**Work to do:** Note how many lines include the word "prevalence", and give that number by itself.

**Provided information:**
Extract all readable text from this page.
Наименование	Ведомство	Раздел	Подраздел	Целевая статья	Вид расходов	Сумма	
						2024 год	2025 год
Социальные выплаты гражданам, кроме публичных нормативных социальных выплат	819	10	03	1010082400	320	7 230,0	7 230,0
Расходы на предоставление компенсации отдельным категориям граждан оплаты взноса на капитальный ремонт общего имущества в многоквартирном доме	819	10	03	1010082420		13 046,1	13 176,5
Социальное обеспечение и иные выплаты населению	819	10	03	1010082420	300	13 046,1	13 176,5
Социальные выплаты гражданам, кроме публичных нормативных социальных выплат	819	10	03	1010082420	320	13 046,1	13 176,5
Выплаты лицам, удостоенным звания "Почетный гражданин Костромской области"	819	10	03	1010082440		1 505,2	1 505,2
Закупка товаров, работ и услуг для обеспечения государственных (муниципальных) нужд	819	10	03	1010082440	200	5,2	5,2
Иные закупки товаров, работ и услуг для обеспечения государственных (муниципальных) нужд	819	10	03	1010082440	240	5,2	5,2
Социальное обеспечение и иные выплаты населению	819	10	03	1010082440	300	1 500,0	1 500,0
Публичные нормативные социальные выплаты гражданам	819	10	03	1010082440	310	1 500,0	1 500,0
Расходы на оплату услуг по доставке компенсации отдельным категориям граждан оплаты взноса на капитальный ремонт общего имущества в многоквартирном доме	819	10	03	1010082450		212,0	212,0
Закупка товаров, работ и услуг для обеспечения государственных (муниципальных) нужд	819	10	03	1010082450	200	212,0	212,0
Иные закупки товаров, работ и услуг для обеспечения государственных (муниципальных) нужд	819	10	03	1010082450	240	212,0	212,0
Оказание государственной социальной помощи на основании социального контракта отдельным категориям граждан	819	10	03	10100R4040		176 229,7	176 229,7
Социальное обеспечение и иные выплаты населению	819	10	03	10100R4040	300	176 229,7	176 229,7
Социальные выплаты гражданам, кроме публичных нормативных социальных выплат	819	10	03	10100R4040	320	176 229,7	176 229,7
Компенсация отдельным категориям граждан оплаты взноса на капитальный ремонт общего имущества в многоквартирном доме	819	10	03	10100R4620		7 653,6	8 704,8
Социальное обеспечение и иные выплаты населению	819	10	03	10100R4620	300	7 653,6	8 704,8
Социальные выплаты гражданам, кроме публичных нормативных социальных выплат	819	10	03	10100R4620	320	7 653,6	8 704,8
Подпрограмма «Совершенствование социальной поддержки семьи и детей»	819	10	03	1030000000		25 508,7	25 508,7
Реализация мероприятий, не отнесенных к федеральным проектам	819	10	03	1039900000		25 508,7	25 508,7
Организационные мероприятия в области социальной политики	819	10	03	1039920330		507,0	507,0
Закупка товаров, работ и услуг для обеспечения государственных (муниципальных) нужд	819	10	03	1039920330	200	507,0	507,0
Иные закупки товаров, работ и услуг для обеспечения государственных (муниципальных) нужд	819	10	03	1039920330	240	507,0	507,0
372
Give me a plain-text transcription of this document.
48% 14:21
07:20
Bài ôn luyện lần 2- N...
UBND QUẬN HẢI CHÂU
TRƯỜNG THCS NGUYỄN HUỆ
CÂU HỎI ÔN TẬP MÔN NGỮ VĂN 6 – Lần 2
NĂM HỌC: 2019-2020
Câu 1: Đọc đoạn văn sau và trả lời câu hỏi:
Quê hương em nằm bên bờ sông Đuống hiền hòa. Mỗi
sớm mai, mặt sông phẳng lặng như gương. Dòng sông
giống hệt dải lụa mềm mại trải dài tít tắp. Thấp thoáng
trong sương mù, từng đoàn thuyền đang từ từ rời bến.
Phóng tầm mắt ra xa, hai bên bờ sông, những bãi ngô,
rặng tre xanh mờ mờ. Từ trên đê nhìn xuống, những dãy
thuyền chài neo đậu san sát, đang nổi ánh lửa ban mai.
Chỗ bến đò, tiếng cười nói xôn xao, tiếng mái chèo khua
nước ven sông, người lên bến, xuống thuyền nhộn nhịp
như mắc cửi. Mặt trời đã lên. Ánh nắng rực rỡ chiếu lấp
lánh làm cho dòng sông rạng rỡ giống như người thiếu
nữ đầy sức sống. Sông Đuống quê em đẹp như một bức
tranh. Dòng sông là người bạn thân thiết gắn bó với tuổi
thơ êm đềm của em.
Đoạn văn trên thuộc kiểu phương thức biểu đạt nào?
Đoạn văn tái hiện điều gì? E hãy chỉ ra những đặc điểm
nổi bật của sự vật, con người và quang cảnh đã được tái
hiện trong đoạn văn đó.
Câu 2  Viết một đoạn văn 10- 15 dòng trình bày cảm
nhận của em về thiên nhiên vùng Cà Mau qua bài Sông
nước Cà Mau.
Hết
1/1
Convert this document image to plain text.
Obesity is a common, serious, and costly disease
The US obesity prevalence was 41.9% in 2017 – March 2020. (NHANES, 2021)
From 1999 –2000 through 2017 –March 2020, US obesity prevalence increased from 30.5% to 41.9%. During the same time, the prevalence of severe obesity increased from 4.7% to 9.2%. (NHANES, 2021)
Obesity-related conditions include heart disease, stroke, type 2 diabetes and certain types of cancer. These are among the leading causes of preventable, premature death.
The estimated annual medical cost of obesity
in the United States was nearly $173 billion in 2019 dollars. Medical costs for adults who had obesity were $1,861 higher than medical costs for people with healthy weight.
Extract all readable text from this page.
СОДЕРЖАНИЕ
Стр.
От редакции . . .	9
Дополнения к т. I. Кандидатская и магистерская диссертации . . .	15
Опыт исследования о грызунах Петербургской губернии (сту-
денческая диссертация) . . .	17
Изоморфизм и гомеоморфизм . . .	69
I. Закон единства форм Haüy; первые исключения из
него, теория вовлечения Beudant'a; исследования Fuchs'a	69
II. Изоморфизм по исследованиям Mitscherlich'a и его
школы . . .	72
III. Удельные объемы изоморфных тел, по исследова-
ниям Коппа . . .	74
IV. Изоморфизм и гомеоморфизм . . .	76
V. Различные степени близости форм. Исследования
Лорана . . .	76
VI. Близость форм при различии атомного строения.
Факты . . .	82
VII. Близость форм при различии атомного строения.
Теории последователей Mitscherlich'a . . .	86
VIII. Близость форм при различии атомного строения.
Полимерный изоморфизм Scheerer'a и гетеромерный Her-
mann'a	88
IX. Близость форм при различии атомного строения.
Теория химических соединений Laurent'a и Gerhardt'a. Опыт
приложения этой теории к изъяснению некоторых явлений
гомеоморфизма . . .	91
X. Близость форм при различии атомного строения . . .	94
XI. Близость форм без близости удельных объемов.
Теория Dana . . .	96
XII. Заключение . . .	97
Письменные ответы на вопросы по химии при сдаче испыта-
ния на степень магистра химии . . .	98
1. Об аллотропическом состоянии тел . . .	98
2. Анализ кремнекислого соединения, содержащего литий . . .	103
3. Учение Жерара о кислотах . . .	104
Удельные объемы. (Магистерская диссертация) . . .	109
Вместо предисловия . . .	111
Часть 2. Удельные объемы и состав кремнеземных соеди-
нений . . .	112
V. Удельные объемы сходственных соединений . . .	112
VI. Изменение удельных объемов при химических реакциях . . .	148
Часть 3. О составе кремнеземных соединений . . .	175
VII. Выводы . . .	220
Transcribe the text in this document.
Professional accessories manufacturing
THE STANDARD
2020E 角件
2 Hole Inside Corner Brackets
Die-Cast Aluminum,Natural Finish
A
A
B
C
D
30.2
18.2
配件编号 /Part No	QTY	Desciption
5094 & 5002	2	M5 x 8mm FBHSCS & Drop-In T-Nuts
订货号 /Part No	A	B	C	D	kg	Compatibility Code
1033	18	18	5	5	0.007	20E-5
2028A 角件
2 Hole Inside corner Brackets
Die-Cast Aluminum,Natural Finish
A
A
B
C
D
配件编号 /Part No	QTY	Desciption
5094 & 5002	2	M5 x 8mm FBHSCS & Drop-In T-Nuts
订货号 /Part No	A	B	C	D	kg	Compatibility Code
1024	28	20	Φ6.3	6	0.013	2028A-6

**Exercise result:** 2